• **TEXT PASSAGE**

#####

These metrics will be available by adding a simple python decorator to the tool node in a LangGraph application.  Adding this decorator will result in the metric being computed as a byproduct of running the node in the Agentic Application. The computed metric can then be used within the application to make flow decisions. For example, if the context fetched from the vector database is not relevant to the user query, do not generate an answer, but try a web-search to fetch the right context. These evaluators are not just easy to use but are also efficient and include both opensource metrics and IBM advanced metrics. Thus, they provide a wide range of capabilities for evaluation and are suitable for various use cases and task types.

Fast-track your Agentic experimentation 

Experimentation tracking is crucial in governing an AI agent because it provides a comprehensive record of all changes, iterations and improvements made during the development process. This includes modifications to algorithms, data inputs, hyperparameters and other critical aspects.

Agentic App development is an iterative process. Developers build an Agentic AI app, test it, fine tune when necessary and build a new version for improved output, and the process continues for further optimization. Watsonx.governance will automatically support tracking of various experiments and comparison using Evaluation Studio:

  • Faster agentic development: Evaluate multiple agents in one single instance, saving developer time in evaluating multiple agents built on any third-party platforms, offering versatility.
  • Enhanced decision-making and selection processes: Visualize and compare agents simultaneously to improve operational efficiency by eliminating the need for manual reviews, thereby streamlining workflows and reducing potential human error.
  • Increased operational efficiency: Eliminates the need for manual reviews, streamlining workflows, and reduces potential human error.

Watsonx.governance accelerates the iteration and development process by enabling quick comparisons of Agentic AI applications. This functionality is not limited to AI apps built on our watsonx platform; it also extends support to third-party platforms, offering versatility.

Monitor agentic AI applications in production real-time 

Monitoring metrics can help track agent performance, detect issues like performance degradation, data drift and model bias in production, and guide improvements. Without proper evaluation, it becomes difficult to trust, control or calibrate/fine tune AI agents for improved accuracy, increasing the risk of unintended outcomes.

In scenarios where agentic AI is deployed in production, ongoing surveillance becomes imperative to address issues like agentic hallucination, response time, model drift and bias. Deploying agentic AI applications with continuous production monitoring is critical for maintaining system reliability and trust. Real-time surveillance enables MLOps and AgentOps teams to track model and agent behavior, performance drift, and unexpected outputs, allowing for immediate intervention when deviations occur. This operational readiness ensures that autonomous systems remain aligned with intended goals and safety constraints.

#####

• **ENTRIES SHOWN**
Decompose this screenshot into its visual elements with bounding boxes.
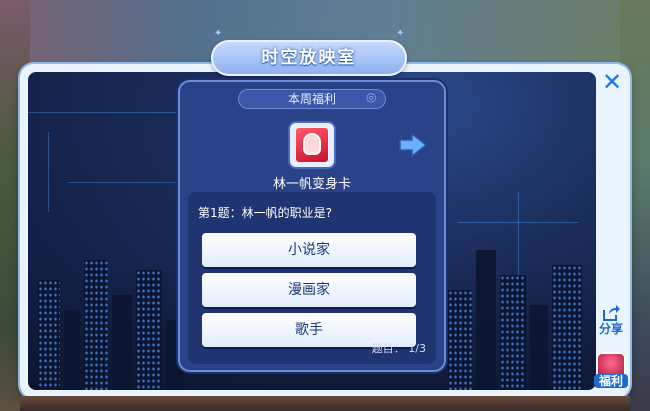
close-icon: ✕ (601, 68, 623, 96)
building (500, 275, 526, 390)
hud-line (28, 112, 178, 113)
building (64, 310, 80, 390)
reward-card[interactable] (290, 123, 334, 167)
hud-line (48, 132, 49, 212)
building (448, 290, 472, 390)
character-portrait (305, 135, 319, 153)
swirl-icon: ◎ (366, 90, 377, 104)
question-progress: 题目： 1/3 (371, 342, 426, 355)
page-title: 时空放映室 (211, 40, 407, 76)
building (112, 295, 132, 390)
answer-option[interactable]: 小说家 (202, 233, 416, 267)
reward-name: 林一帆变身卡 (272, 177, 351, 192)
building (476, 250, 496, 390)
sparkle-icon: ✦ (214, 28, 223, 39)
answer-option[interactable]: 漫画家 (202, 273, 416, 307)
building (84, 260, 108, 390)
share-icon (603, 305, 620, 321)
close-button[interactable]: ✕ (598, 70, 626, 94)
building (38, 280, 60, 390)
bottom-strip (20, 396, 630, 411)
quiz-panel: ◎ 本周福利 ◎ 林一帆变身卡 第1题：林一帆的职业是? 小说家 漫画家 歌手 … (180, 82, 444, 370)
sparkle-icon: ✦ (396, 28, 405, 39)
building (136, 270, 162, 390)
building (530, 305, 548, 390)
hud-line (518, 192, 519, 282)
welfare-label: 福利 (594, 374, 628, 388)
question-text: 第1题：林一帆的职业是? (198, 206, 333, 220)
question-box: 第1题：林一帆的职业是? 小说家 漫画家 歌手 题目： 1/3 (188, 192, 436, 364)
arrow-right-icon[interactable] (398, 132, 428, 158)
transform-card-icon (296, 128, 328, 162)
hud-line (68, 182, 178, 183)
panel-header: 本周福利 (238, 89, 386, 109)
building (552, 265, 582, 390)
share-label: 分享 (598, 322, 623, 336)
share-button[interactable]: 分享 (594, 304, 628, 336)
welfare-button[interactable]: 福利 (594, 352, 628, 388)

#####

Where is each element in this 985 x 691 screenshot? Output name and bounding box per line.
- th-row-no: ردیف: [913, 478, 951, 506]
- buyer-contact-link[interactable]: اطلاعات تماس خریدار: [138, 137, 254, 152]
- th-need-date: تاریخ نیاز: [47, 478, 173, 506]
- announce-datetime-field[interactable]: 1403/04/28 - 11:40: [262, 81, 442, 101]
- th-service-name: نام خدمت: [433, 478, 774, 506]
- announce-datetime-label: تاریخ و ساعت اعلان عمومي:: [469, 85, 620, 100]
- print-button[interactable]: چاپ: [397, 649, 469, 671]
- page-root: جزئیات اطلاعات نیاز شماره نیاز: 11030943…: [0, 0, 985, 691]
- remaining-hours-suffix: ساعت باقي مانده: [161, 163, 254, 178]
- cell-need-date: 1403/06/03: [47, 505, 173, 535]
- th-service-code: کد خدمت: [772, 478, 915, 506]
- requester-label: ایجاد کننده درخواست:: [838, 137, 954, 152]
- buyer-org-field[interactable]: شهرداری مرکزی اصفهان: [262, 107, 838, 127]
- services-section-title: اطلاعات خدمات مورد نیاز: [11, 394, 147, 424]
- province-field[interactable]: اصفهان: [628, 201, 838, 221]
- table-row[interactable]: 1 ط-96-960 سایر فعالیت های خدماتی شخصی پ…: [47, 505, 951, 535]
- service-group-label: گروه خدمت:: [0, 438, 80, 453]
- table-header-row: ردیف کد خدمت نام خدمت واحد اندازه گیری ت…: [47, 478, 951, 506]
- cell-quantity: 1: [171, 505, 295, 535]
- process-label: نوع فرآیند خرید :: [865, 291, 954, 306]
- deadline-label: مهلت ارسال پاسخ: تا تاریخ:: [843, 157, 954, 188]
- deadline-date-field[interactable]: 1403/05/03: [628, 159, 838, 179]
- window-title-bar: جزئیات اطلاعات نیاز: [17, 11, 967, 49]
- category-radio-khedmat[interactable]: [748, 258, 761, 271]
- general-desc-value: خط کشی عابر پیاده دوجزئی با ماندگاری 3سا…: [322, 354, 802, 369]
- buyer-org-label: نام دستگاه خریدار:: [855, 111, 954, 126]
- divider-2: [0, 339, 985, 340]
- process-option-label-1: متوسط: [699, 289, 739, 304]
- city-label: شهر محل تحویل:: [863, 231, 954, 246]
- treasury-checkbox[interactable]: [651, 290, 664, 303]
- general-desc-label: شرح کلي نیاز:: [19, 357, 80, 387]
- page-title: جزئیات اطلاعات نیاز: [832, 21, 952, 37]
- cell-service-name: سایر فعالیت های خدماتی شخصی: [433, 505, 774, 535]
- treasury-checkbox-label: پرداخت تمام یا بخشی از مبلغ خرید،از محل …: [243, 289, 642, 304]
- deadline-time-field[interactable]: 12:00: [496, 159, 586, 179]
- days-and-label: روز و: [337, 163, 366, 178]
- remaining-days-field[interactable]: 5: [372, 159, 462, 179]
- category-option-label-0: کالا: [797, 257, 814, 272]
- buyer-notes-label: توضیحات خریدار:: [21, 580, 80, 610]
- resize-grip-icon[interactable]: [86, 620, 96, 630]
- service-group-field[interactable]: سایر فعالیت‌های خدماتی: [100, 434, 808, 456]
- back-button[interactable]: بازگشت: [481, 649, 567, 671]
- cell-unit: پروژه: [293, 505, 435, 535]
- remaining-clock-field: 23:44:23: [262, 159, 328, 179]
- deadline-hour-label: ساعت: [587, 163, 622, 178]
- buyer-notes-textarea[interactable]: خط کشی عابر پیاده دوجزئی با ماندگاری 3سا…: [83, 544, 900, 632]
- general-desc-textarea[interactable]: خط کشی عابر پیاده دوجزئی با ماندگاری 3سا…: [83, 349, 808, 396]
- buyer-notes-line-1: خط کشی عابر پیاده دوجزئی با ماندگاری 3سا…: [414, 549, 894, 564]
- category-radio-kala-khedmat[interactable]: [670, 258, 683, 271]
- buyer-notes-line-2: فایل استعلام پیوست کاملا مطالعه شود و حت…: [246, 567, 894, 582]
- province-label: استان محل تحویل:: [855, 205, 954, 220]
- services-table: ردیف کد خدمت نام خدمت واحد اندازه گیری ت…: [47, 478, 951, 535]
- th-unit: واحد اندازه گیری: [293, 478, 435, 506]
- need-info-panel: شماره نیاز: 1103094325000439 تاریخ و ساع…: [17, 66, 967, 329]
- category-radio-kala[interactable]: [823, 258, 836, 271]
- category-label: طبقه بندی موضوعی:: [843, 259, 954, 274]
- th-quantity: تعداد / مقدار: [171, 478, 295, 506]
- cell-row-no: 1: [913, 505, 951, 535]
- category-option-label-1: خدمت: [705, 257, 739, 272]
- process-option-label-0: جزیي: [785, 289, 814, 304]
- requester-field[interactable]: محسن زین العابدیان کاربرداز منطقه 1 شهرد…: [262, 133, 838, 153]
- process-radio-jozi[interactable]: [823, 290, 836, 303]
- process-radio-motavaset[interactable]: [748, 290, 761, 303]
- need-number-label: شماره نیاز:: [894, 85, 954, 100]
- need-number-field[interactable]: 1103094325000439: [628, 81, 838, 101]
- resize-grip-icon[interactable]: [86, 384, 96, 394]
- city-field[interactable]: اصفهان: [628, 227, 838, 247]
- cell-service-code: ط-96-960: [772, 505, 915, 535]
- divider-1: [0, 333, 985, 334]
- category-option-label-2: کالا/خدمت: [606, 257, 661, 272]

#####

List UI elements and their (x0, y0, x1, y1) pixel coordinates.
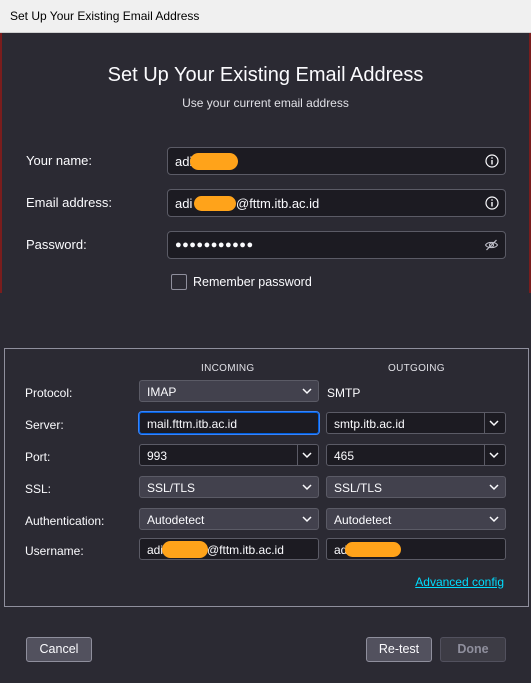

#####

• **PROMPT 1**
Revise the agentic AI passage from "These metrics will" up to and including "and task types.", replacing "vector database" with "knowledge base".
• **PROMPT 2**
Print the lines of the records from the line with "Where is each" up to and including the line with "- announce-datetime-label: تاریخ", without any changes.
The text and the records have nothing to do with each other.

• **TASK RESULT 1**
These metrics will be available by adding a simple python decorator to the tool node in a LangGraph application.  Adding this decorator will result in the metric being computed as a byproduct of running the node in the Agentic Application. The computed metric can then be used within the application to make flow decisions. For example, if the context fetched from the knowledge base is not relevant to the user query, do not generate an answer, but try a web-search to fetch the right context. These evaluators are not just easy to use but are also efficient and include both opensource metrics and IBM advanced metrics. Thus, they provide a wide range of capabilities for evaluation and are suitable for various use cases and task types.

• **TASK RESULT 2**
Where is each element in this 985 x 691 screenshot? Output name and bounding box per line.
- th-row-no: ردیف: [913, 478, 951, 506]
- buyer-contact-link[interactable]: اطلاعات تماس خریدار: [138, 137, 254, 152]
- th-need-date: تاریخ نیاز: [47, 478, 173, 506]
- announce-datetime-field[interactable]: 1403/04/28 - 11:40: [262, 81, 442, 101]
- th-service-name: نام خدمت: [433, 478, 774, 506]
- announce-datetime-label: تاریخ و ساعت اعلان عمومي:: [469, 85, 620, 100]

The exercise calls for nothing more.